[Records contained in a dataset]
## Start

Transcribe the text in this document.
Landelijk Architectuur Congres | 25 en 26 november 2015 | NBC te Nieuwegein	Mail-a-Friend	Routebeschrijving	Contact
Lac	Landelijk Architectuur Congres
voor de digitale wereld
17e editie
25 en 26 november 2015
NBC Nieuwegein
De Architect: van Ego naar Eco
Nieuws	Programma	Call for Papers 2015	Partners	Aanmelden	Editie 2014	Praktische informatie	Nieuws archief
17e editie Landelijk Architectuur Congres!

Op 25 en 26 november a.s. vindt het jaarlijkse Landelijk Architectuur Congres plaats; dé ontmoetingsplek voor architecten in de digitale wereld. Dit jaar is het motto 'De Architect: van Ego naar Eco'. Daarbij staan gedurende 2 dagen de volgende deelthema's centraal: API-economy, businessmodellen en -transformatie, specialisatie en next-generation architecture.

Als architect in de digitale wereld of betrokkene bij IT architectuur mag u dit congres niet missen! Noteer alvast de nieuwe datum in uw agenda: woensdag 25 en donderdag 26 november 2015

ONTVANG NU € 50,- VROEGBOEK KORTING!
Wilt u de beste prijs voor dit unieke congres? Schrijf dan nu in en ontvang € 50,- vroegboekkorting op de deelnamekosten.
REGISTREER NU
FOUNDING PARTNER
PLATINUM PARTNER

## End

▶ [TASK INSTRUCTIONS]
Extract all of the data above and output it character for character.

▶ [THE SOLUTION]
Transcribe the text in this document.
Landelijk Architectuur Congres | 25 en 26 november 2015 | NBC te Nieuwegein	Mail-a-Friend	Routebeschrijving	Contact
Lac	Landelijk Architectuur Congres
voor de digitale wereld
17e editie
25 en 26 november 2015
NBC Nieuwegein
De Architect: van Ego naar Eco
Nieuws	Programma	Call for Papers 2015	Partners	Aanmelden	Editie 2014	Praktische informatie	Nieuws archief
17e editie Landelijk Architectuur Congres!

Op 25 en 26 november a.s. vindt het jaarlijkse Landelijk Architectuur Congres plaats; dé ontmoetingsplek voor architecten in de digitale wereld. Dit jaar is het motto 'De Architect: van Ego naar Eco'. Daarbij staan gedurende 2 dagen de volgende deelthema's centraal: API-economy, businessmodellen en -transformatie, specialisatie en next-generation architecture.

Als architect in de digitale wereld of betrokkene bij IT architectuur mag u dit congres niet missen! Noteer alvast de nieuwe datum in uw agenda: woensdag 25 en donderdag 26 november 2015

ONTVANG NU € 50,- VROEGBOEK KORTING!
Wilt u de beste prijs voor dit unieke congres? Schrijf dan nu in en ontvang € 50,- vroegboekkorting op de deelnamekosten.
REGISTREER NU
FOUNDING PARTNER
PLATINUM PARTNER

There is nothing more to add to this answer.